WHAT IS EXPECTED: Repeat each record exactly as written, and drop any images.

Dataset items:
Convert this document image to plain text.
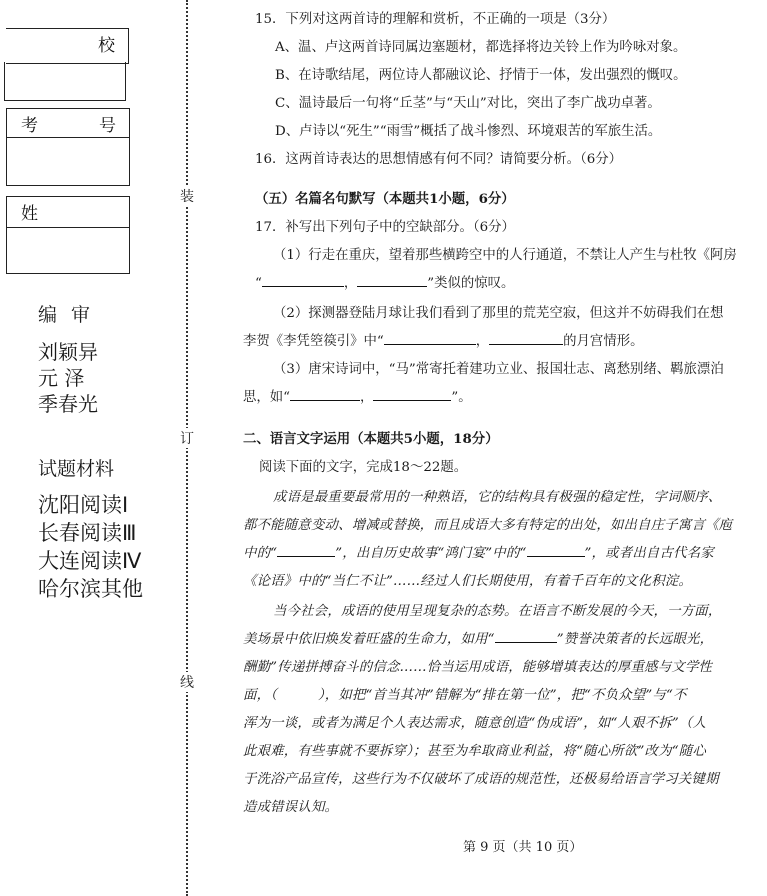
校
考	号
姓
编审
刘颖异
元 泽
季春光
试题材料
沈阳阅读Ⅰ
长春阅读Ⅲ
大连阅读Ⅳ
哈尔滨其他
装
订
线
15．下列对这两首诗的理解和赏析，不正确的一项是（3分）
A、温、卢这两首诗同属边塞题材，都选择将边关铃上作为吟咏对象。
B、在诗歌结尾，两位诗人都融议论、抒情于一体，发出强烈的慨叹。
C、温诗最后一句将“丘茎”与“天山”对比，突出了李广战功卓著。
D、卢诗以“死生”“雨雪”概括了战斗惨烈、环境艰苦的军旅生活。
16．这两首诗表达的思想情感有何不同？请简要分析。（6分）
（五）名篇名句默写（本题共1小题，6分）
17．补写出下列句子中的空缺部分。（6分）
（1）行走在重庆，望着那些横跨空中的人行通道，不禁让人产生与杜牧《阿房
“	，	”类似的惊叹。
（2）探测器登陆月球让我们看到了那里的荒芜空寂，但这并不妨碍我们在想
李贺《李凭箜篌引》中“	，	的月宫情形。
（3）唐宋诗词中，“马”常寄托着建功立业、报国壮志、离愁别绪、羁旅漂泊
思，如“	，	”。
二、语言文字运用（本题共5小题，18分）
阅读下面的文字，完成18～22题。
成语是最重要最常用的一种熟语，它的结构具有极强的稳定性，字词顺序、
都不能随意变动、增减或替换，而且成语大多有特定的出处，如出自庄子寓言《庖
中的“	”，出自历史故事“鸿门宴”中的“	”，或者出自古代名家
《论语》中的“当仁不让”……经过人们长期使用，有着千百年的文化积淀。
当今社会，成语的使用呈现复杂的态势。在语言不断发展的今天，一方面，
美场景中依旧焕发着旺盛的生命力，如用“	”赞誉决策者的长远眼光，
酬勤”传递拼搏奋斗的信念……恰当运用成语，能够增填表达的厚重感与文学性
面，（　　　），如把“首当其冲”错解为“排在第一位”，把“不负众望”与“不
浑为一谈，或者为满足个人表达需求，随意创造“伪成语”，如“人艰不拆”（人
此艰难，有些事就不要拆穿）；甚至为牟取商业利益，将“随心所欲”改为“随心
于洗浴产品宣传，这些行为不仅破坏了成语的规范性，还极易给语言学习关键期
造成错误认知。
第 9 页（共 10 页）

ANSWER IN FULL:
Convert this document image to plain text.
校
考	号
姓
编审
刘颖异
元 泽
季春光
试题材料
沈阳阅读Ⅰ
长春阅读Ⅲ
大连阅读Ⅳ
哈尔滨其他
装
订
线
15．下列对这两首诗的理解和赏析，不正确的一项是（3分）
A、温、卢这两首诗同属边塞题材，都选择将边关铃上作为吟咏对象。
B、在诗歌结尾，两位诗人都融议论、抒情于一体，发出强烈的慨叹。
C、温诗最后一句将“丘茎”与“天山”对比，突出了李广战功卓著。
D、卢诗以“死生”“雨雪”概括了战斗惨烈、环境艰苦的军旅生活。
16．这两首诗表达的思想情感有何不同？请简要分析。（6分）
（五）名篇名句默写（本题共1小题，6分）
17．补写出下列句子中的空缺部分。（6分）
（1）行走在重庆，望着那些横跨空中的人行通道，不禁让人产生与杜牧《阿房
“	，	”类似的惊叹。
（2）探测器登陆月球让我们看到了那里的荒芜空寂，但这并不妨碍我们在想
李贺《李凭箜篌引》中“	，	的月宫情形。
（3）唐宋诗词中，“马”常寄托着建功立业、报国壮志、离愁别绪、羁旅漂泊
思，如“	，	”。
二、语言文字运用（本题共5小题，18分）
阅读下面的文字，完成18～22题。
成语是最重要最常用的一种熟语，它的结构具有极强的稳定性，字词顺序、
都不能随意变动、增减或替换，而且成语大多有特定的出处，如出自庄子寓言《庖
中的“	”，出自历史故事“鸿门宴”中的“	”，或者出自古代名家
《论语》中的“当仁不让”……经过人们长期使用，有着千百年的文化积淀。
当今社会，成语的使用呈现复杂的态势。在语言不断发展的今天，一方面，
美场景中依旧焕发着旺盛的生命力，如用“	”赞誉决策者的长远眼光，
酬勤”传递拼搏奋斗的信念……恰当运用成语，能够增填表达的厚重感与文学性
面，（　　　），如把“首当其冲”错解为“排在第一位”，把“不负众望”与“不
浑为一谈，或者为满足个人表达需求，随意创造“伪成语”，如“人艰不拆”（人
此艰难，有些事就不要拆穿）；甚至为牟取商业利益，将“随心所欲”改为“随心
于洗浴产品宣传，这些行为不仅破坏了成语的规范性，还极易给语言学习关键期
造成错误认知。
第 9 页（共 10 页）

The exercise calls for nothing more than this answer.